Exercise description: Each line below must be set down exactly; omit any image you find.

───── Given records ─────

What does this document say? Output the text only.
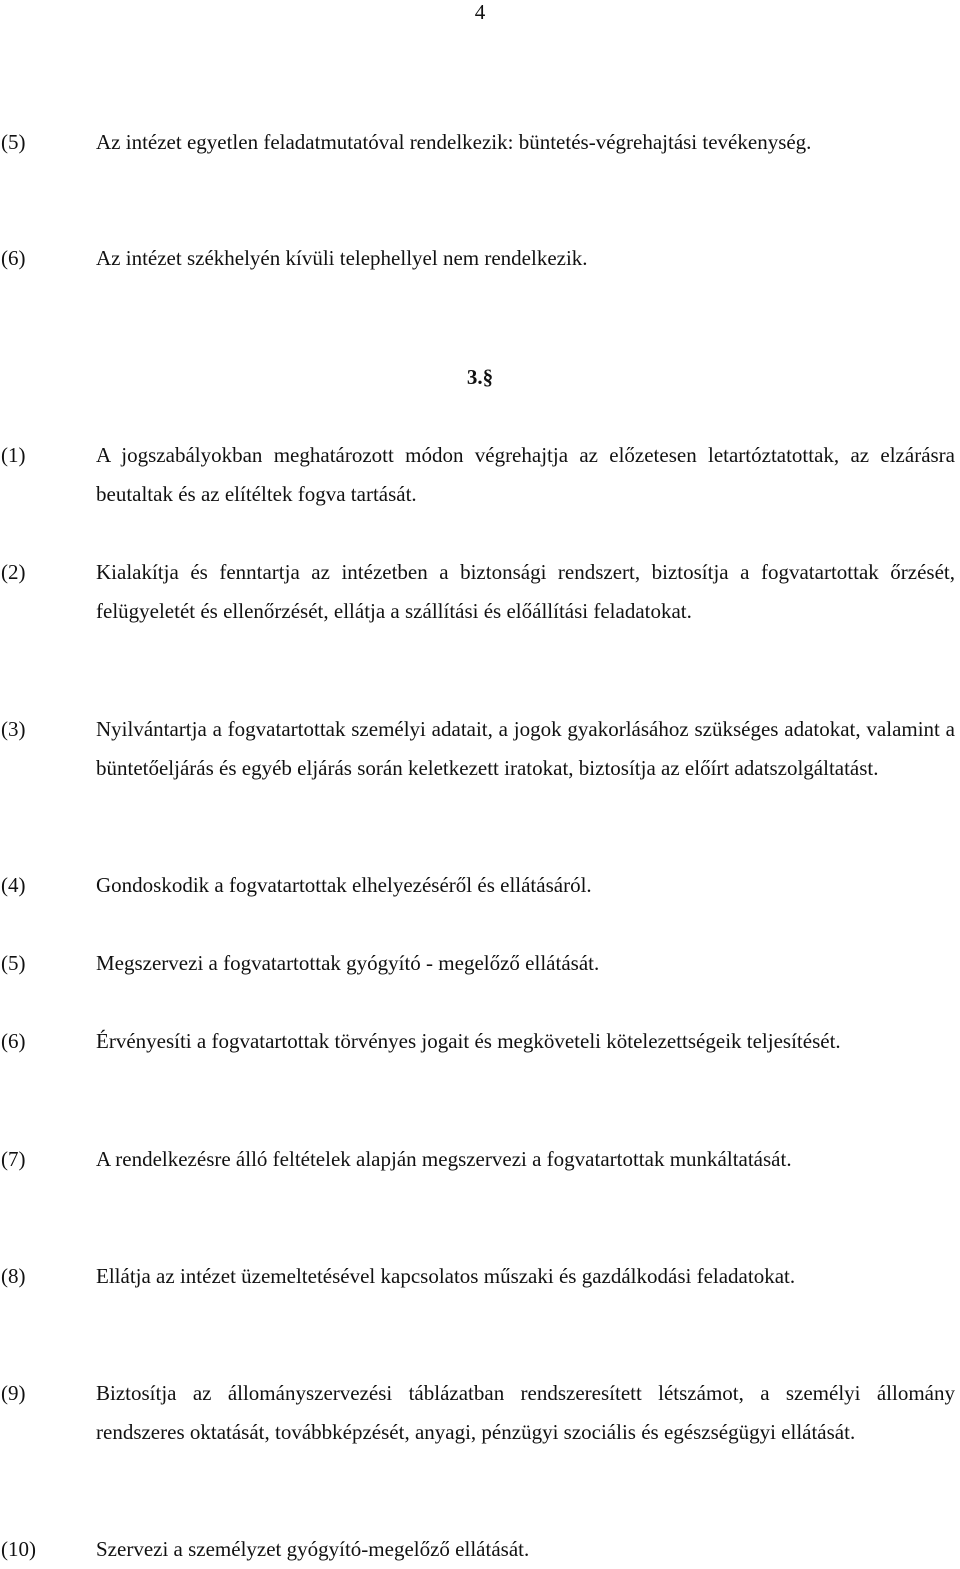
4
(5)	Az intézet egyetlen feladatmutatóval rendelkezik: büntetés-végrehajtási tevékenység.
(6)	Az intézet székhelyén kívüli telephellyel nem rendelkezik.
3.§
(1)	A jogszabályokban meghatározott módon végrehajtja az előzetesen letartóztatottak, az elzárásra beutaltak és az elítéltek fogva tartását.
(2)	Kialakítja és fenntartja az intézetben a biztonsági rendszert, biztosítja a fogvatartottak őrzését, felügyeletét és ellenőrzését, ellátja a szállítási és előállítási feladatokat.
(3)	Nyilvántartja a fogvatartottak személyi adatait, a jogok gyakorlásához szükséges adatokat, valamint a büntetőeljárás és egyéb eljárás során keletkezett iratokat, biztosítja az előírt adatszolgáltatást.
(4)	Gondoskodik a fogvatartottak elhelyezéséről és ellátásáról.
(5)	Megszervezi a fogvatartottak gyógyító - megelőző ellátását.
(6)	Érvényesíti a fogvatartottak törvényes jogait és megköveteli kötelezettségeik teljesítését.
(7)	A rendelkezésre álló feltételek alapján megszervezi a fogvatartottak munkáltatását.
(8)	Ellátja az intézet üzemeltetésével kapcsolatos műszaki és gazdálkodási feladatokat.
(9)	Biztosítja az állományszervezési táblázatban rendszeresített létszámot, a személyi állomány rendszeres oktatását, továbbképzését, anyagi, pénzügyi szociális és egészségügyi ellátását.
(10)	Szervezi a személyzet gyógyító-megelőző ellátását.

─────

Solution:
What does this document say? Output the text only.
4
(5)	Az intézet egyetlen feladatmutatóval rendelkezik: büntetés-végrehajtási tevékenység.
(6)	Az intézet székhelyén kívüli telephellyel nem rendelkezik.
3.§
(1)	A jogszabályokban meghatározott módon végrehajtja az előzetesen letartóztatottak, az elzárásra beutaltak és az elítéltek fogva tartását.
(2)	Kialakítja és fenntartja az intézetben a biztonsági rendszert, biztosítja a fogvatartottak őrzését, felügyeletét és ellenőrzését, ellátja a szállítási és előállítási feladatokat.
(3)	Nyilvántartja a fogvatartottak személyi adatait, a jogok gyakorlásához szükséges adatokat, valamint a büntetőeljárás és egyéb eljárás során keletkezett iratokat, biztosítja az előírt adatszolgáltatást.
(4)	Gondoskodik a fogvatartottak elhelyezéséről és ellátásáról.
(5)	Megszervezi a fogvatartottak gyógyító - megelőző ellátását.
(6)	Érvényesíti a fogvatartottak törvényes jogait és megköveteli kötelezettségeik teljesítését.
(7)	A rendelkezésre álló feltételek alapján megszervezi a fogvatartottak munkáltatását.
(8)	Ellátja az intézet üzemeltetésével kapcsolatos műszaki és gazdálkodási feladatokat.
(9)	Biztosítja az állományszervezési táblázatban rendszeresített létszámot, a személyi állomány rendszeres oktatását, továbbképzését, anyagi, pénzügyi szociális és egészségügyi ellátását.
(10)	Szervezi a személyzet gyógyító-megelőző ellátását.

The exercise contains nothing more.